- Short problem
Quote the records below in full, exactly as given, with the images taken out.

Saved entries:
———

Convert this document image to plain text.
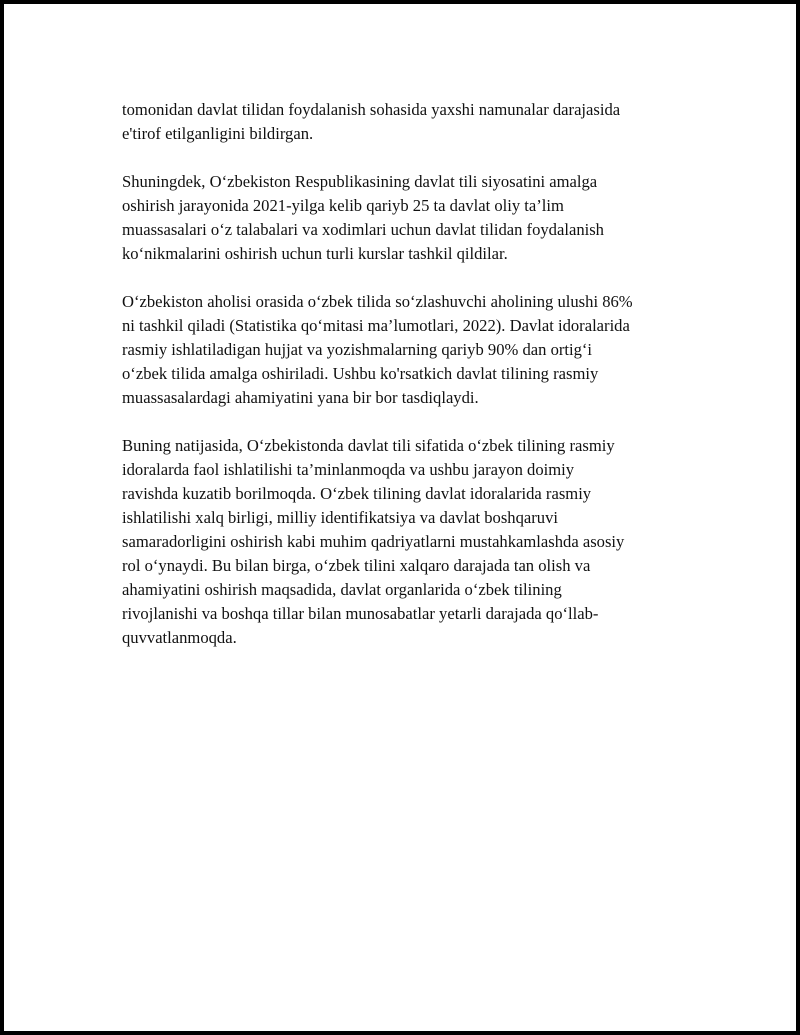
tomonidan davlat tilidan foydalanish sohasida yaxshi namunalar darajasida
e'tirof etilganligini bildirgan.

Shuningdek, O‘zbekiston Respublikasining davlat tili siyosatini amalga
oshirish jarayonida 2021-yilga kelib qariyb 25 ta davlat oliy ta’lim
muassasalari o‘z talabalari va xodimlari uchun davlat tilidan foydalanish
ko‘nikmalarini oshirish uchun turli kurslar tashkil qildilar.

O‘zbekiston aholisi orasida o‘zbek tilida so‘zlashuvchi aholining ulushi 86%
ni tashkil qiladi (Statistika qo‘mitasi ma’lumotlari, 2022). Davlat idoralarida
rasmiy ishlatiladigan hujjat va yozishmalarning qariyb 90% dan ortig‘i
o‘zbek tilida amalga oshiriladi. Ushbu ko'rsatkich davlat tilining rasmiy
muassasalardagi ahamiyatini yana bir bor tasdiqlaydi.

Buning natijasida, O‘zbekistonda davlat tili sifatida o‘zbek tilining rasmiy
idoralarda faol ishlatilishi ta’minlanmoqda va ushbu jarayon doimiy
ravishda kuzatib borilmoqda. O‘zbek tilining davlat idoralarida rasmiy
ishlatilishi xalq birligi, milliy identifikatsiya va davlat boshqaruvi
samaradorligini oshirish kabi muhim qadriyatlarni mustahkamlashda asosiy
rol o‘ynaydi. Bu bilan birga, o‘zbek tilini xalqaro darajada tan olish va
ahamiyatini oshirish maqsadida, davlat organlarida o‘zbek tilining
rivojlanishi va boshqa tillar bilan munosabatlar yetarli darajada qo‘llab-
quvvatlanmoqda.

———

- Solution to this task
Convert this document image to plain text.
tomonidan davlat tilidan foydalanish sohasida yaxshi namunalar darajasida
e'tirof etilganligini bildirgan.

Shuningdek, O‘zbekiston Respublikasining davlat tili siyosatini amalga
oshirish jarayonida 2021-yilga kelib qariyb 25 ta davlat oliy ta’lim
muassasalari o‘z talabalari va xodimlari uchun davlat tilidan foydalanish
ko‘nikmalarini oshirish uchun turli kurslar tashkil qildilar.

O‘zbekiston aholisi orasida o‘zbek tilida so‘zlashuvchi aholining ulushi 86%
ni tashkil qiladi (Statistika qo‘mitasi ma’lumotlari, 2022). Davlat idoralarida
rasmiy ishlatiladigan hujjat va yozishmalarning qariyb 90% dan ortig‘i
o‘zbek tilida amalga oshiriladi. Ushbu ko'rsatkich davlat tilining rasmiy
muassasalardagi ahamiyatini yana bir bor tasdiqlaydi.

Buning natijasida, O‘zbekistonda davlat tili sifatida o‘zbek tilining rasmiy
idoralarda faol ishlatilishi ta’minlanmoqda va ushbu jarayon doimiy
ravishda kuzatib borilmoqda. O‘zbek tilining davlat idoralarida rasmiy
ishlatilishi xalq birligi, milliy identifikatsiya va davlat boshqaruvi
samaradorligini oshirish kabi muhim qadriyatlarni mustahkamlashda asosiy
rol o‘ynaydi. Bu bilan birga, o‘zbek tilini xalqaro darajada tan olish va
ahamiyatini oshirish maqsadida, davlat organlarida o‘zbek tilining
rivojlanishi va boshqa tillar bilan munosabatlar yetarli darajada qo‘llab-
quvvatlanmoqda.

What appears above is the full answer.